Records contained in a dataset:
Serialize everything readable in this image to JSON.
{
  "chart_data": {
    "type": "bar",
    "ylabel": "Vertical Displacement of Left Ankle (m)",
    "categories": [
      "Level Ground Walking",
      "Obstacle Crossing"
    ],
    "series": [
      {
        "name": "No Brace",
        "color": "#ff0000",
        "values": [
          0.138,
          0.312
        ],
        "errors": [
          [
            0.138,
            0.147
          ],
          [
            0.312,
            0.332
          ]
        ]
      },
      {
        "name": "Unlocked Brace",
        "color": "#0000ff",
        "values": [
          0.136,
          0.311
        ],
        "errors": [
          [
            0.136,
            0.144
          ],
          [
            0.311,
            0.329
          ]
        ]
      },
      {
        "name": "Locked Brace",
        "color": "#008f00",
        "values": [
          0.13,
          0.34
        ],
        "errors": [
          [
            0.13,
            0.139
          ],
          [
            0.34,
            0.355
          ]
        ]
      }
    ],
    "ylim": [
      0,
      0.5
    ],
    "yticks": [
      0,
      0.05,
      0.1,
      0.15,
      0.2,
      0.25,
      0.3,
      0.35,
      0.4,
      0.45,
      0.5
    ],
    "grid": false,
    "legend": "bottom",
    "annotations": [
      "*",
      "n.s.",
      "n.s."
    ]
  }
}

EXERCISE DIRECTIONS: All of the data needs to be reproduced exactly, with no line missing.

SOLVED EXERCISE:
Serialize everything readable in this image to JSON.
{
  "chart_data": {
    "type": "bar",
    "ylabel": "Vertical Displacement of Left Ankle (m)",
    "categories": [
      "Level Ground Walking",
      "Obstacle Crossing"
    ],
    "series": [
      {
        "name": "No Brace",
        "color": "#ff0000",
        "values": [
          0.138,
          0.312
        ],
        "errors": [
          [
            0.138,
            0.147
          ],
          [
            0.312,
            0.332
          ]
        ]
      },
      {
        "name": "Unlocked Brace",
        "color": "#0000ff",
        "values": [
          0.136,
          0.311
        ],
        "errors": [
          [
            0.136,
            0.144
          ],
          [
            0.311,
            0.329
          ]
        ]
      },
      {
        "name": "Locked Brace",
        "color": "#008f00",
        "values": [
          0.13,
          0.34
        ],
        "errors": [
          [
            0.13,
            0.139
          ],
          [
            0.34,
            0.355
          ]
        ]
      }
    ],
    "ylim": [
      0,
      0.5
    ],
    "yticks": [
      0,
      0.05,
      0.1,
      0.15,
      0.2,
      0.25,
      0.3,
      0.35,
      0.4,
      0.45,
      0.5
    ],
    "grid": false,
    "legend": "bottom",
    "annotations": [
      "*",
      "n.s.",
      "n.s."
    ]
  }
}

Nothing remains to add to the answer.